DATA FOR THIS EXERCISE:
"""
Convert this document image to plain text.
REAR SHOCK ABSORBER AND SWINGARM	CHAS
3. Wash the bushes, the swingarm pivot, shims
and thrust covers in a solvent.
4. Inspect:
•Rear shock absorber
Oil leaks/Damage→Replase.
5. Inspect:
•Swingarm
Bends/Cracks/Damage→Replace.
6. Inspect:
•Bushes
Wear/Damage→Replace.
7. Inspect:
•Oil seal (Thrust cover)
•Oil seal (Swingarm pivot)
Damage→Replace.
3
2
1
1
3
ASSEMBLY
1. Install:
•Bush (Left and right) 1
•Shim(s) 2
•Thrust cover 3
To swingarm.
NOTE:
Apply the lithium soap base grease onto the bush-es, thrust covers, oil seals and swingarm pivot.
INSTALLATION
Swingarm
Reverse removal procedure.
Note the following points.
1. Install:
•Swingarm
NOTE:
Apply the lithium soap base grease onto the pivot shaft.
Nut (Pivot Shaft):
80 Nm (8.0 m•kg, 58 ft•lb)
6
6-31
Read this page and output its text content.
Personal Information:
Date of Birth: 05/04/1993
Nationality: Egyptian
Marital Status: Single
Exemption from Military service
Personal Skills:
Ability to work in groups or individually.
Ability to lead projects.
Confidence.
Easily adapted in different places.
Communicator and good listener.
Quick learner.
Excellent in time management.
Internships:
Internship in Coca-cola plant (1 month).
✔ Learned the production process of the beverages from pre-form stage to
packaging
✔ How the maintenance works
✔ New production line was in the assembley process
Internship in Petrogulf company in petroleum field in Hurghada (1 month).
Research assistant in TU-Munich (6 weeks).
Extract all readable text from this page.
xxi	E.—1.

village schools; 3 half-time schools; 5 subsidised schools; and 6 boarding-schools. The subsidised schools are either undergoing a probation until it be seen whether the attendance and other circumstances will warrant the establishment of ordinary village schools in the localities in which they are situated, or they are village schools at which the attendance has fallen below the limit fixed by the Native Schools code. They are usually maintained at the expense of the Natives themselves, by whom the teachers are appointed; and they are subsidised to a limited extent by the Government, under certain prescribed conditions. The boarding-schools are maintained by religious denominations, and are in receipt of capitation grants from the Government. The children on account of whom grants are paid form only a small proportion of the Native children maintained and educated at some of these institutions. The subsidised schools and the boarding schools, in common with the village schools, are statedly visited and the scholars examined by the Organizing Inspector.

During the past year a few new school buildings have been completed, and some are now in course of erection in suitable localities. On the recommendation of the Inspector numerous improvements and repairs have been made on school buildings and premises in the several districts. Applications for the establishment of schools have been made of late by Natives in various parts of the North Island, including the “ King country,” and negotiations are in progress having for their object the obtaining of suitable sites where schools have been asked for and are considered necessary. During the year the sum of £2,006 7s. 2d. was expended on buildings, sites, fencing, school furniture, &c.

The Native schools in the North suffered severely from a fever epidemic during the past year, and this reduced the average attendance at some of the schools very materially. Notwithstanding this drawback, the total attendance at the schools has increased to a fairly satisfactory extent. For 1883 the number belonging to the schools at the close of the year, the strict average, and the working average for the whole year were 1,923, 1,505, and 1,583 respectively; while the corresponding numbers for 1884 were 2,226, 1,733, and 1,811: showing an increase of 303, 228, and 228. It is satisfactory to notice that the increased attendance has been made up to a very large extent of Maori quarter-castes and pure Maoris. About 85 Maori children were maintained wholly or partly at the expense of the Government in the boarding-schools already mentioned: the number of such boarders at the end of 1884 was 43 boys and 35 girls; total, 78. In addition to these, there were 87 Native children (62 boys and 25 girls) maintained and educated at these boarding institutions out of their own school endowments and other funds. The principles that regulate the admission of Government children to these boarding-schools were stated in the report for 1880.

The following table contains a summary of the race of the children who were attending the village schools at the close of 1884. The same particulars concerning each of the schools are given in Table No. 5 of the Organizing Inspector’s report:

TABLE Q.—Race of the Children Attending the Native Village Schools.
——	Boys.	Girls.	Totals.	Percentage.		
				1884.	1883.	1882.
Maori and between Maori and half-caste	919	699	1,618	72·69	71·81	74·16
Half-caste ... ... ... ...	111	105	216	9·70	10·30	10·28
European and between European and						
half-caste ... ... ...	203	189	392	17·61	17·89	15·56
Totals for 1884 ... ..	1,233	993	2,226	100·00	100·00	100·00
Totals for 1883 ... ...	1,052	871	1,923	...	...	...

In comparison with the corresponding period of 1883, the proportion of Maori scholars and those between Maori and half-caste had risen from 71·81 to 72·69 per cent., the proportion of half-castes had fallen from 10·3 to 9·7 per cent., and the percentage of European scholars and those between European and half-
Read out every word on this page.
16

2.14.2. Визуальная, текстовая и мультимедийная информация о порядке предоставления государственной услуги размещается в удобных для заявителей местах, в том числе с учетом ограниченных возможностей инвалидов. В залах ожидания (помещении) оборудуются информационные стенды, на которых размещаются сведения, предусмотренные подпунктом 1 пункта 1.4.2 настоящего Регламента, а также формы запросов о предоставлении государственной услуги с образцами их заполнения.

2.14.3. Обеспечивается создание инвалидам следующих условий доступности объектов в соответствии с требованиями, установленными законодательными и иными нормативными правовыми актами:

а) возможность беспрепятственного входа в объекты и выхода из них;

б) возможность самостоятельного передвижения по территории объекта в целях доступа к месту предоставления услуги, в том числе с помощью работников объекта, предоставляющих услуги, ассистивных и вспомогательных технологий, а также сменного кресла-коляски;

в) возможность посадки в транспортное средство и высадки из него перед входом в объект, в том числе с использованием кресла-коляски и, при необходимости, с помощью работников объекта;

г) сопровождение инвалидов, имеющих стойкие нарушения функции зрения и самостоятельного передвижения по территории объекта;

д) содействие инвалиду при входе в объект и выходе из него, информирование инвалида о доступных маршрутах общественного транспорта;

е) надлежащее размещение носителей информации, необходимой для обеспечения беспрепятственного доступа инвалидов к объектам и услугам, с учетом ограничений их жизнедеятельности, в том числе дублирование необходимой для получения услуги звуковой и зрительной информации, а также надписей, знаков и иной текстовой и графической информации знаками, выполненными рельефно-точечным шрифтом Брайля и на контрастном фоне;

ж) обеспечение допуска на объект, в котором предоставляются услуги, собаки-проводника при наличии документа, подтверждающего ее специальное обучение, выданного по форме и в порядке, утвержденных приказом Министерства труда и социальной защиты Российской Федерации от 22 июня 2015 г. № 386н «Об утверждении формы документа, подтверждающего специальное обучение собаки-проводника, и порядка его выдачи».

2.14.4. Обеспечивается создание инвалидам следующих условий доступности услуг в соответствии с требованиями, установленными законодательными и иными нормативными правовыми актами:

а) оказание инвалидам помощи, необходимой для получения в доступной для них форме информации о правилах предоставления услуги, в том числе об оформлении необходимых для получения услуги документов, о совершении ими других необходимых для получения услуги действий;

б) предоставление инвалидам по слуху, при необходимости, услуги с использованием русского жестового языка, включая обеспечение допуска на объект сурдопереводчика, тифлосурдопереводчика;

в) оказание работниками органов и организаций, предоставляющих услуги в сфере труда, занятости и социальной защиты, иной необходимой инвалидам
"""
THE EXERCISE:
Copy every single line of the material above that holds "иной".

WRITTEN RESPONSE:
е) надлежащее размещение носителей информации, необходимой для обеспечения беспрепятственного доступа инвалидов к объектам и услугам, с учетом ограничений их жизнедеятельности, в том числе дублирование необходимой для получения услуги звуковой и зрительной информации, а также надписей, знаков и иной текстовой и графической информации знаками, выполненными рельефно-точечным шрифтом Брайля и на контрастном фоне;
в) оказание работниками органов и организаций, предоставляющих услуги в сфере труда, занятости и социальной защиты, иной необходимой инвалидам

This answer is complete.